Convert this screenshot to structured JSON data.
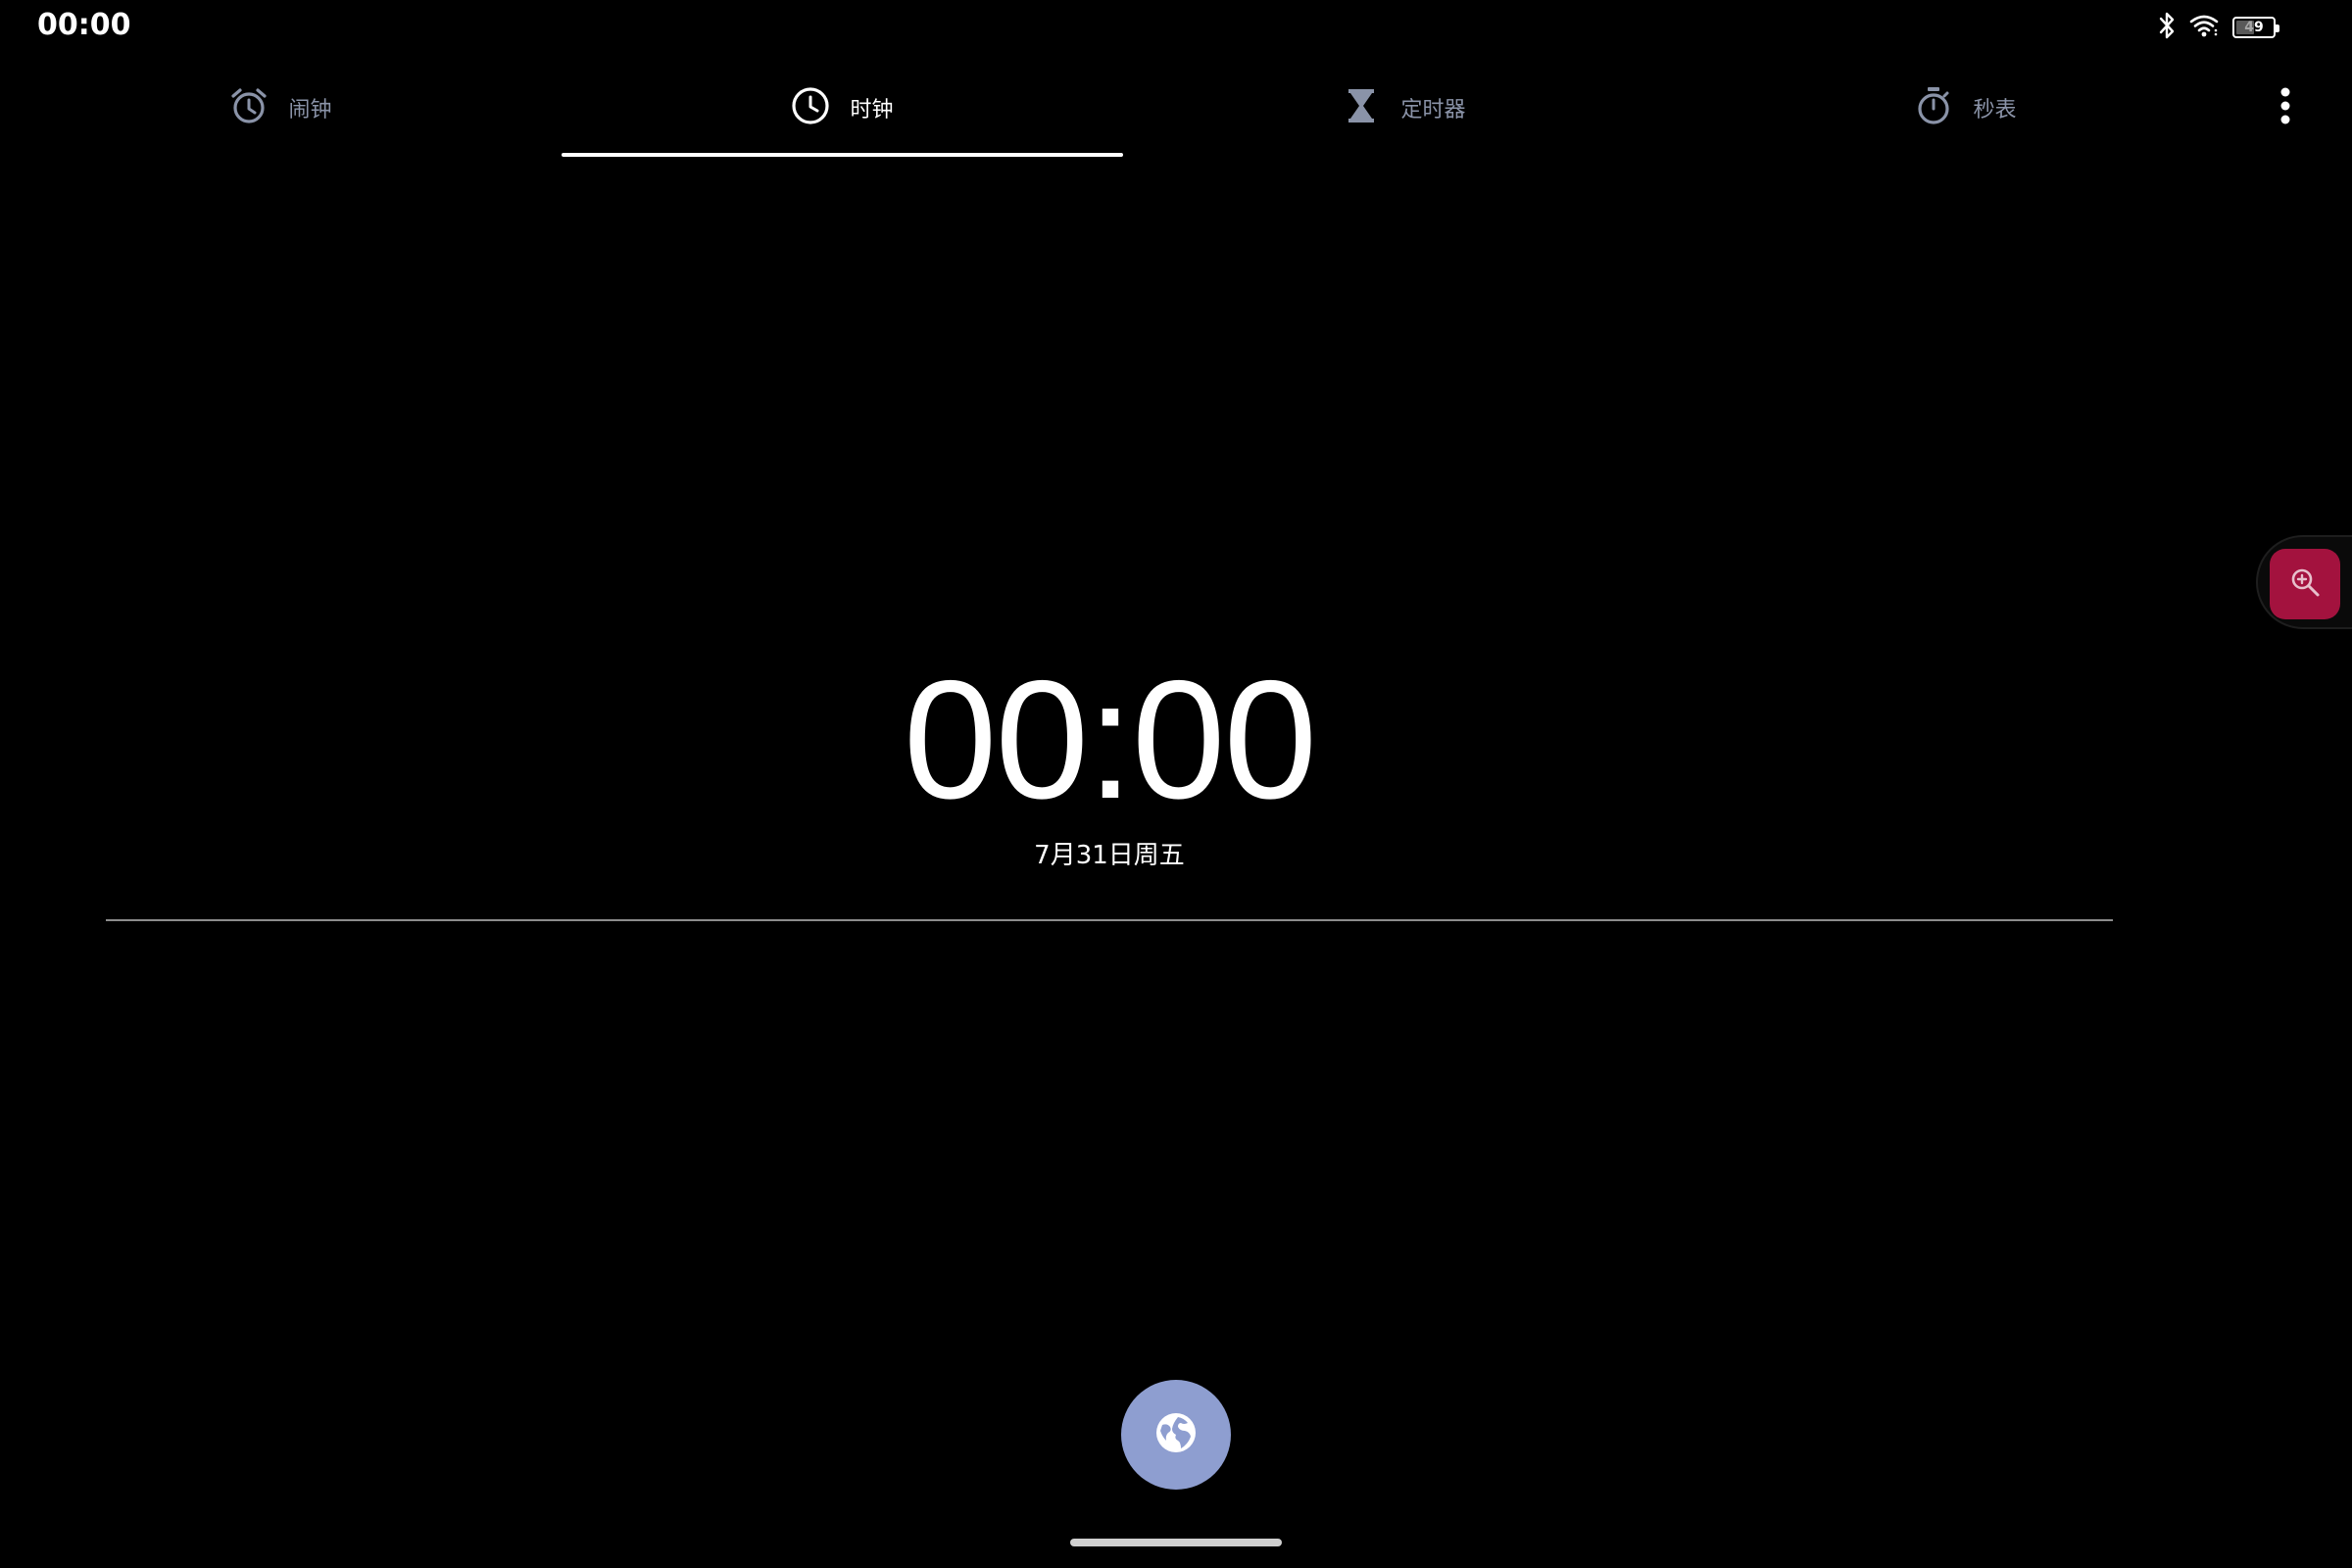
{
  "status_bar": {
    "time": "00:00",
    "battery_level": "49",
    "battery_fraction": 0.49,
    "icons": [
      "bluetooth-icon",
      "wifi-icon",
      "battery-icon"
    ]
  },
  "tabs": [
    {
      "label": "闹钟",
      "icon": "alarm-clock-icon",
      "active": false
    },
    {
      "label": "时钟",
      "icon": "clock-icon",
      "active": true
    },
    {
      "label": "定时器",
      "icon": "hourglass-icon",
      "active": false
    },
    {
      "label": "秒表",
      "icon": "stopwatch-icon",
      "active": false
    }
  ],
  "clock": {
    "time": "00:00",
    "date": "7月31日周五"
  },
  "actions": {
    "fab_icon": "globe-icon",
    "overflow_icon": "more-vert-icon",
    "floating_icon": "zoom-in-icon"
  },
  "colors": {
    "background": "#000000",
    "inactive_tab": "#8a93a8",
    "fab": "#8e9ed0",
    "floating_button": "#a3123e"
  }
}
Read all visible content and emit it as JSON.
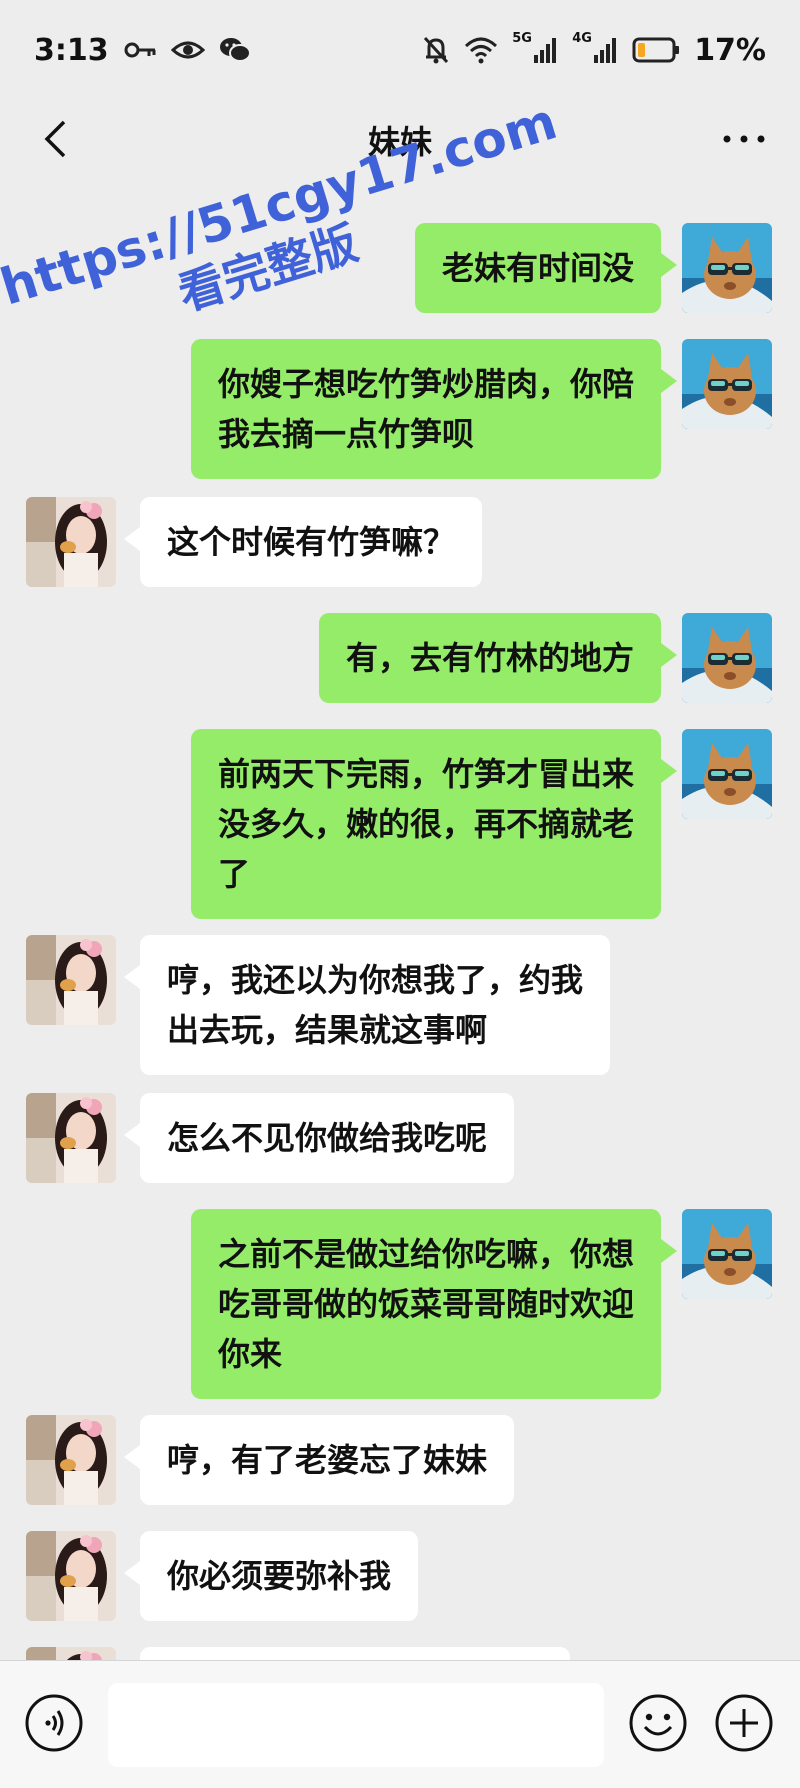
------------------------------------
▶ [Goal]
All of the material above needs to be restated exactly, with no pictures.

▶ [Written solution]
Convert this screenshot to structured JSON data.
{
  "status_bar": {
    "time": "00:00",
    "battery_level": "49",
    "battery_fraction": 0.49,
    "icons": [
      "bluetooth-icon",
      "wifi-icon",
      "battery-icon"
    ]
  },
  "tabs": [
    {
      "label": "闹钟",
      "icon": "alarm-clock-icon",
      "active": false
    },
    {
      "label": "时钟",
      "icon": "clock-icon",
      "active": true
    },
    {
      "label": "定时器",
      "icon": "hourglass-icon",
      "active": false
    },
    {
      "label": "秒表",
      "icon": "stopwatch-icon",
      "active": false
    }
  ],
  "clock": {
    "time": "00:00",
    "date": "7月31日周五"
  },
  "actions": {
    "fab_icon": "globe-icon",
    "overflow_icon": "more-vert-icon",
    "floating_icon": "zoom-in-icon"
  },
  "colors": {
    "background": "#000000",
    "inactive_tab": "#8a93a8",
    "fab": "#8e9ed0",
    "floating_button": "#a3123e"
  }
}
Read all visible content and emit it as JSON.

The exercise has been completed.